**Work to do:**
Write out every line from the one containing "- bar: [1037, 216, 1106, 319]" down to the one containing "- bar-top: [1037, 25, 1131, 40]", both included, without changing anything.

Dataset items
***

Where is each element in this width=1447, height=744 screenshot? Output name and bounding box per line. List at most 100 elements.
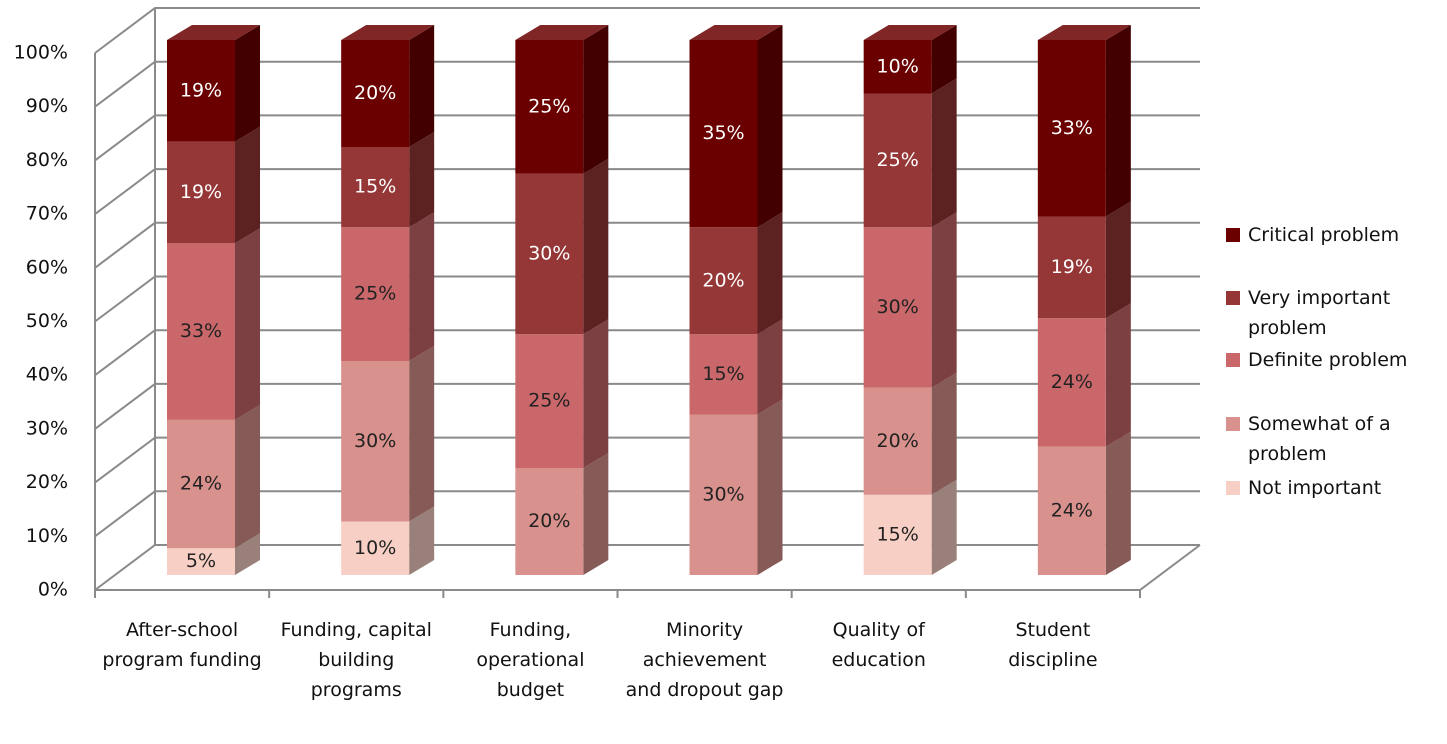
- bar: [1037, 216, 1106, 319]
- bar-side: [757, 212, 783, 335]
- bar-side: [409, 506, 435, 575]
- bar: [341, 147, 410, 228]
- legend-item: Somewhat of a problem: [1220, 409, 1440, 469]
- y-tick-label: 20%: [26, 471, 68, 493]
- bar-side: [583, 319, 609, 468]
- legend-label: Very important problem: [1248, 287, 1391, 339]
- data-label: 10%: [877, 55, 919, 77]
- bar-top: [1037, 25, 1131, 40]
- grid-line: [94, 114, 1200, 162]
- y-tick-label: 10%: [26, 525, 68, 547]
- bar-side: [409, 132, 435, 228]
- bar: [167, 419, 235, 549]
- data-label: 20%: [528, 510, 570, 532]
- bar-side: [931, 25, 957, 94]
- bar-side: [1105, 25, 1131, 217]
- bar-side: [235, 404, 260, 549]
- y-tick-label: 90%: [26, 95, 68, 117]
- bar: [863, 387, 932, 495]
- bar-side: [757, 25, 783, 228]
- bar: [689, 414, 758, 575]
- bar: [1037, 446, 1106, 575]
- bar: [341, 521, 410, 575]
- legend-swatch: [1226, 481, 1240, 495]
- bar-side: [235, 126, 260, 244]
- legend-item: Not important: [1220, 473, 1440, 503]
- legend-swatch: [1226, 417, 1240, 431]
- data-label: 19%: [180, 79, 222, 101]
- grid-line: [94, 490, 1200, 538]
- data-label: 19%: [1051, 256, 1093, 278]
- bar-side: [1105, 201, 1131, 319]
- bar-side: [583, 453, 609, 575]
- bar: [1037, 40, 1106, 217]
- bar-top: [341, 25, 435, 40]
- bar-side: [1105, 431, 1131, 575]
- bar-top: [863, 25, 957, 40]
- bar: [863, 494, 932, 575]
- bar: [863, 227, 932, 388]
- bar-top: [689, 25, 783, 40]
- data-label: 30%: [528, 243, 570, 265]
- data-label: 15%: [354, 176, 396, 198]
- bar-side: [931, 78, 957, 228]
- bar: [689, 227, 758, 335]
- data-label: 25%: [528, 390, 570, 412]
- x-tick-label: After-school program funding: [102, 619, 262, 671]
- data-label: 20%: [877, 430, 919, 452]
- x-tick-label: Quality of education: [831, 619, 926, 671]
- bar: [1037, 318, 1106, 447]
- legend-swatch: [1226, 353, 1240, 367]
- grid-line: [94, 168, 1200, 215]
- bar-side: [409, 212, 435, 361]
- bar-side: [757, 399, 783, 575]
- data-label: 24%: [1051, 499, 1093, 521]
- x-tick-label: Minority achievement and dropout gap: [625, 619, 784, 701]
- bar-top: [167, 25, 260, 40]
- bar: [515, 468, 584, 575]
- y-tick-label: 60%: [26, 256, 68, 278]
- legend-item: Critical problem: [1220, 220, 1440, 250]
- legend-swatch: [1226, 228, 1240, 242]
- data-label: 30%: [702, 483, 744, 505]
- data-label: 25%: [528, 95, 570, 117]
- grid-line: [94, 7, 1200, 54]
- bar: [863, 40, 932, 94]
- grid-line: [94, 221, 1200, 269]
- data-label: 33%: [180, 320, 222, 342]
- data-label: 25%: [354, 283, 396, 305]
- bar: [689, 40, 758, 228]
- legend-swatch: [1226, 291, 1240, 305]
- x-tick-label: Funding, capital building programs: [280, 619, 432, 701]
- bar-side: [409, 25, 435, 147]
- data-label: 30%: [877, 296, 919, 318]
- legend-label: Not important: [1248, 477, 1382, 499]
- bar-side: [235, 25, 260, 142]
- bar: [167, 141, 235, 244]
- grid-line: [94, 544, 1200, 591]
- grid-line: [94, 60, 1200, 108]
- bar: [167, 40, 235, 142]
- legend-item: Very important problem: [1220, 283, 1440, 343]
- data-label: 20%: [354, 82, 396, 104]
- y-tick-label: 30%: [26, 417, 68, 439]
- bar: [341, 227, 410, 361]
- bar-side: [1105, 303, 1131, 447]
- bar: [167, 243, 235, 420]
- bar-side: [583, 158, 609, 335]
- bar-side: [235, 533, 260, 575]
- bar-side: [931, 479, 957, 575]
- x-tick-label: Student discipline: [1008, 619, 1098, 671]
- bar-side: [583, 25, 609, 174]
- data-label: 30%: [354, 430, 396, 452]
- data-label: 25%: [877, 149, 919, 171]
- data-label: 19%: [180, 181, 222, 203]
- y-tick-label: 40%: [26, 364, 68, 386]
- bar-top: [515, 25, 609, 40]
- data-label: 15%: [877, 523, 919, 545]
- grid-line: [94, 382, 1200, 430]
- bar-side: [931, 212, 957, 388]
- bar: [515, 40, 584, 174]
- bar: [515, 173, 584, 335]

***

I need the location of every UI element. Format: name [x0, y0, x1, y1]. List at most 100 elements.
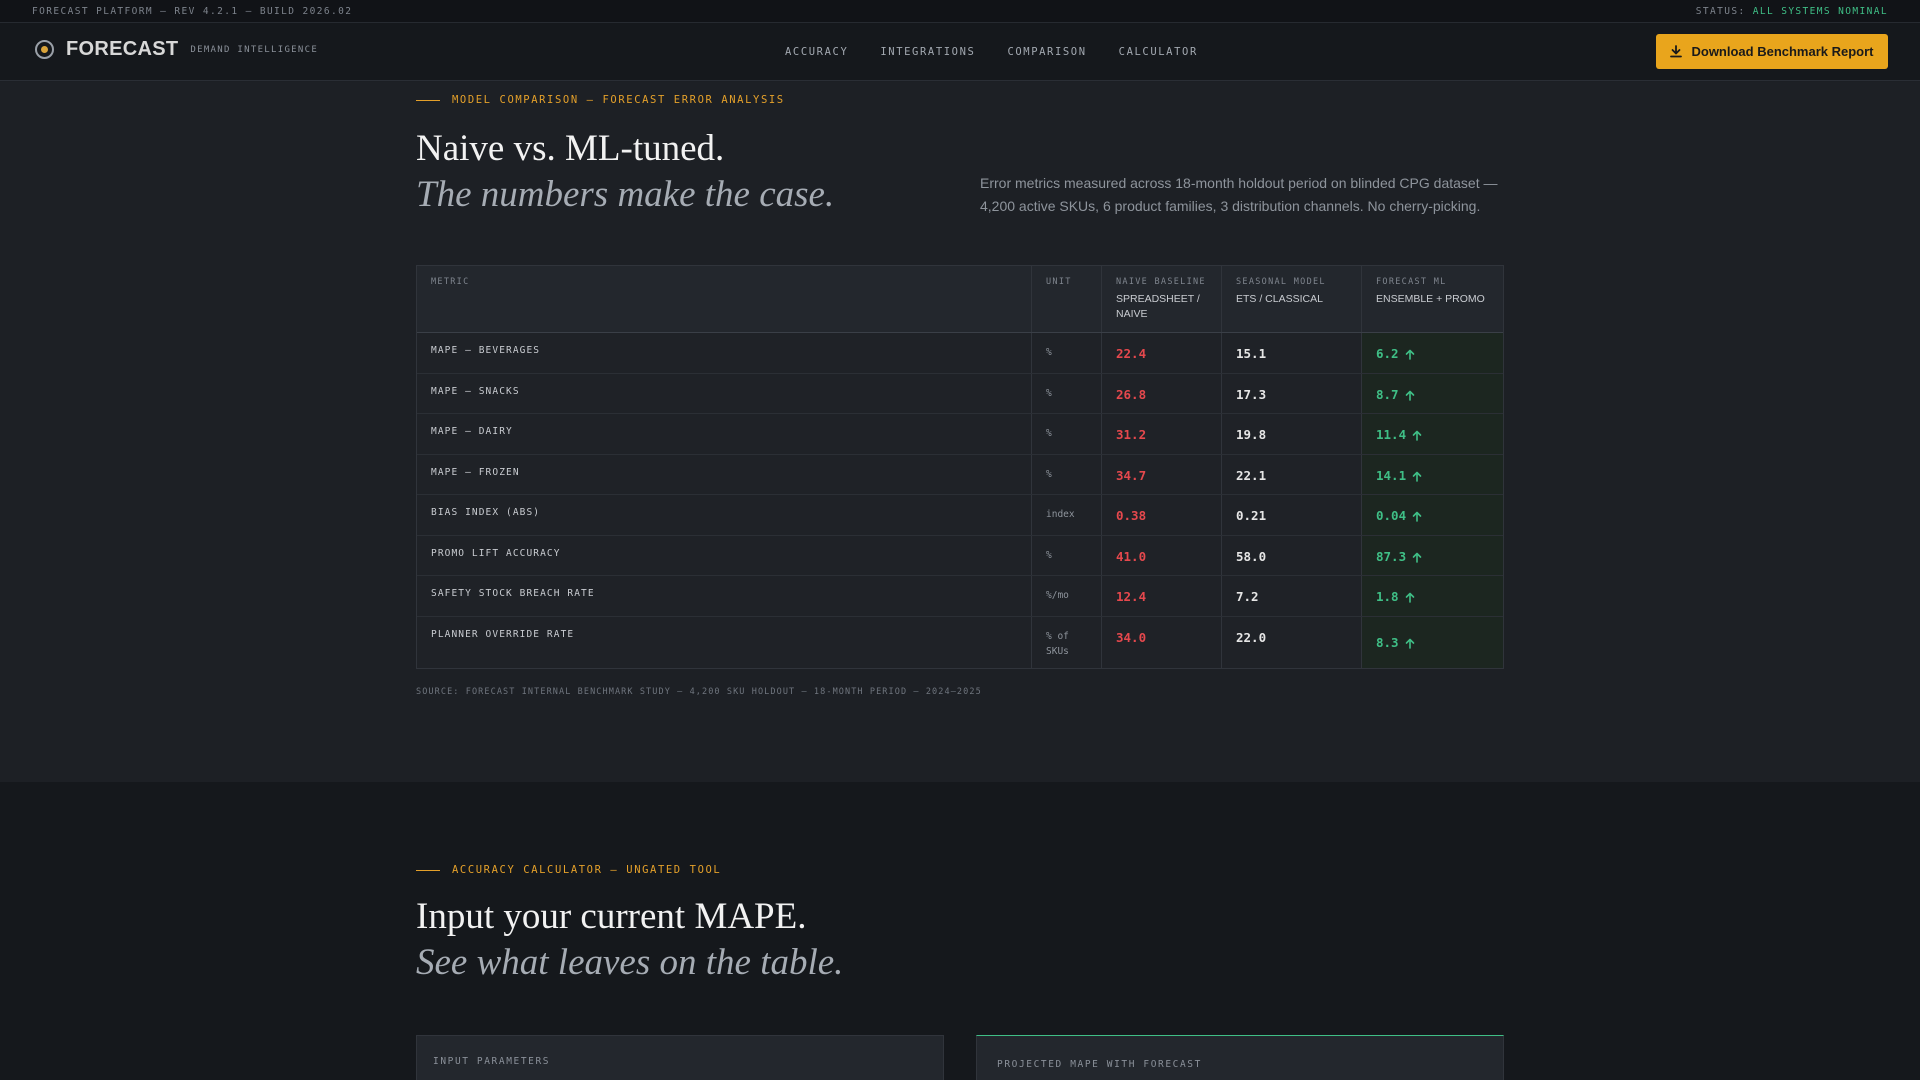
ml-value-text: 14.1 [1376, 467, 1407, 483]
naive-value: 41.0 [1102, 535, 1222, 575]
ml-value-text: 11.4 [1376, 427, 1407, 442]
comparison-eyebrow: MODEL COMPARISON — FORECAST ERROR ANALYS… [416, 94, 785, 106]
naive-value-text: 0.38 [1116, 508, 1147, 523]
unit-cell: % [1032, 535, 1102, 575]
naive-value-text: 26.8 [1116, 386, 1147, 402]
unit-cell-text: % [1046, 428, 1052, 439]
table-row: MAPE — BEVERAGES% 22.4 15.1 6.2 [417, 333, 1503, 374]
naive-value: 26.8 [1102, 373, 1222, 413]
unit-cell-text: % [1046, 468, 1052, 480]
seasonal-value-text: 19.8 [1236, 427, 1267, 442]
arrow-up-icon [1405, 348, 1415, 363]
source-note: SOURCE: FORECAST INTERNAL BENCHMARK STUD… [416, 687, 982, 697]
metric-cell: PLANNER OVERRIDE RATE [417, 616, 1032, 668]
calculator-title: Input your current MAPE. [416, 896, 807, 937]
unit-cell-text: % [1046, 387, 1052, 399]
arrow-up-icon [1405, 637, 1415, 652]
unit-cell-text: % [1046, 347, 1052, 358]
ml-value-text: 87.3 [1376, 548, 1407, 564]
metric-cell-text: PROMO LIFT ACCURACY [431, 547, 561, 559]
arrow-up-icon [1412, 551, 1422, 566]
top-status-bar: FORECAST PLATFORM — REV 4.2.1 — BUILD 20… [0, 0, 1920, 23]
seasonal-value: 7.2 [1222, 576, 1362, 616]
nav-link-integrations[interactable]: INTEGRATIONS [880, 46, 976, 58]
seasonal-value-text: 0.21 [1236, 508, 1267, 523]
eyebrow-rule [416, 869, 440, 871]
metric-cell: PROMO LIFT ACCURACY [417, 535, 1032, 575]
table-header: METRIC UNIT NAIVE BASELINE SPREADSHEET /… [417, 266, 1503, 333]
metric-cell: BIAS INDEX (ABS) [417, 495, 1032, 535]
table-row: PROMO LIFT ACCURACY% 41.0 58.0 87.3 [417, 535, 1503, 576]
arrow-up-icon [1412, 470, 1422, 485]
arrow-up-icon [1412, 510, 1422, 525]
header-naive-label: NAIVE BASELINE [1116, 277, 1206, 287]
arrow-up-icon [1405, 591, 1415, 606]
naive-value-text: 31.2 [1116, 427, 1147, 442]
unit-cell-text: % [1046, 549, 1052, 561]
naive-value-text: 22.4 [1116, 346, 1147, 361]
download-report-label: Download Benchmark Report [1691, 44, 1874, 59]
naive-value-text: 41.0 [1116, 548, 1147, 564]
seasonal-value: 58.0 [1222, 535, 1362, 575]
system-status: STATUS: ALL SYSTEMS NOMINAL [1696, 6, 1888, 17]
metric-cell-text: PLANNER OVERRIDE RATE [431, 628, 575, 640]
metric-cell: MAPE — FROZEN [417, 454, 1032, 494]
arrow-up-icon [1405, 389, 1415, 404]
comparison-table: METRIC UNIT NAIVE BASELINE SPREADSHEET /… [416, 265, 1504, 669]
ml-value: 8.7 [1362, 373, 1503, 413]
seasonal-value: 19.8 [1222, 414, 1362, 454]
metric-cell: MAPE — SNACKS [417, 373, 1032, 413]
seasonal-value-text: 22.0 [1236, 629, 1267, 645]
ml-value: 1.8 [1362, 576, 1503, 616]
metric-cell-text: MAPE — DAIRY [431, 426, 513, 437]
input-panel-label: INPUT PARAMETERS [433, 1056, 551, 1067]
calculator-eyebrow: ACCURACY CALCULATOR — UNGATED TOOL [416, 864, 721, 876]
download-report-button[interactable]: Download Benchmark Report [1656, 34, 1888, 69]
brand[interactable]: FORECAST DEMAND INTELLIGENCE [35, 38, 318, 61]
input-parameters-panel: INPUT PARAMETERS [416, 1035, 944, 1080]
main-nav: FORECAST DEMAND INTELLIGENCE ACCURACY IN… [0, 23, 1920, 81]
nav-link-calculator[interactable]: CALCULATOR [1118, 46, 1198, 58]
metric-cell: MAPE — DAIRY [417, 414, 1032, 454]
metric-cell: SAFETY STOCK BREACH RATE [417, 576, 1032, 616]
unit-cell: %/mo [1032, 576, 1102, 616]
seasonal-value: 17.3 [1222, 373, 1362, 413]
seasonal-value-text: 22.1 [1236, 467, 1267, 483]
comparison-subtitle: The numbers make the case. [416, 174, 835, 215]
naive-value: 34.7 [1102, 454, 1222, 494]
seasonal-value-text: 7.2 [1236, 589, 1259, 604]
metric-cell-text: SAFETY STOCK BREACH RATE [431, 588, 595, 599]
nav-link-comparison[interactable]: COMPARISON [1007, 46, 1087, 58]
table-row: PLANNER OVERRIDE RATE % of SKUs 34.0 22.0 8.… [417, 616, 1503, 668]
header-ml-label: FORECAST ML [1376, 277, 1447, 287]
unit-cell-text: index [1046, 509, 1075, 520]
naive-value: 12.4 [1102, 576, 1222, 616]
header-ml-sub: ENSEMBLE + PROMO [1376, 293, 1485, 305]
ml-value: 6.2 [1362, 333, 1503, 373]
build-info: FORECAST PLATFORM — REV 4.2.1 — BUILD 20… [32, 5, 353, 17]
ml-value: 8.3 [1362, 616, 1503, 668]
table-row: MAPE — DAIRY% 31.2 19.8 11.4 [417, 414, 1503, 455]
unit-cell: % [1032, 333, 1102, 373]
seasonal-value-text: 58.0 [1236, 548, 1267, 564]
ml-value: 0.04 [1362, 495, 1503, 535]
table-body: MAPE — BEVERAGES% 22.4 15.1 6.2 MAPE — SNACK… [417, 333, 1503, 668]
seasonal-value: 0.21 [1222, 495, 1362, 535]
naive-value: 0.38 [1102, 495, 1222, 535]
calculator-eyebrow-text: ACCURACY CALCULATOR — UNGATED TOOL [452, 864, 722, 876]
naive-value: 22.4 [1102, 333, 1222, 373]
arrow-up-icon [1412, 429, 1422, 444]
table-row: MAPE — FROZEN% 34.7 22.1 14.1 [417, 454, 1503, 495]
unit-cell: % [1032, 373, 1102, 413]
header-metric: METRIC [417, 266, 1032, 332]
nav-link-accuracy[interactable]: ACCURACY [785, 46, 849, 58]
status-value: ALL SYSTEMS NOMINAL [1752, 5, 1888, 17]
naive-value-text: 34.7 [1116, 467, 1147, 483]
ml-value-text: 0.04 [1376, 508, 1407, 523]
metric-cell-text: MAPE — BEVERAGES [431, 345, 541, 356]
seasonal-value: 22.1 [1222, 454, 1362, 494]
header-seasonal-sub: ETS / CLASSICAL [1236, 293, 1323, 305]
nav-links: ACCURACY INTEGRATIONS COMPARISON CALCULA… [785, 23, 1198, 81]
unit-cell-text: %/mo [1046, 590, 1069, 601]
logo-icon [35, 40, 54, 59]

***

**Result for this task:**
- bar: [1037, 216, 1106, 319]
- bar-side: [757, 212, 783, 335]
- bar-side: [409, 506, 435, 575]
- bar: [341, 147, 410, 228]
- legend-item: Somewhat of a problem: [1220, 409, 1440, 469]
- y-tick-label: 20%: [26, 471, 68, 493]
- bar-side: [583, 319, 609, 468]
- legend-label: Very important problem: [1248, 287, 1391, 339]
- data-label: 10%: [877, 55, 919, 77]
- bar-top: [1037, 25, 1131, 40]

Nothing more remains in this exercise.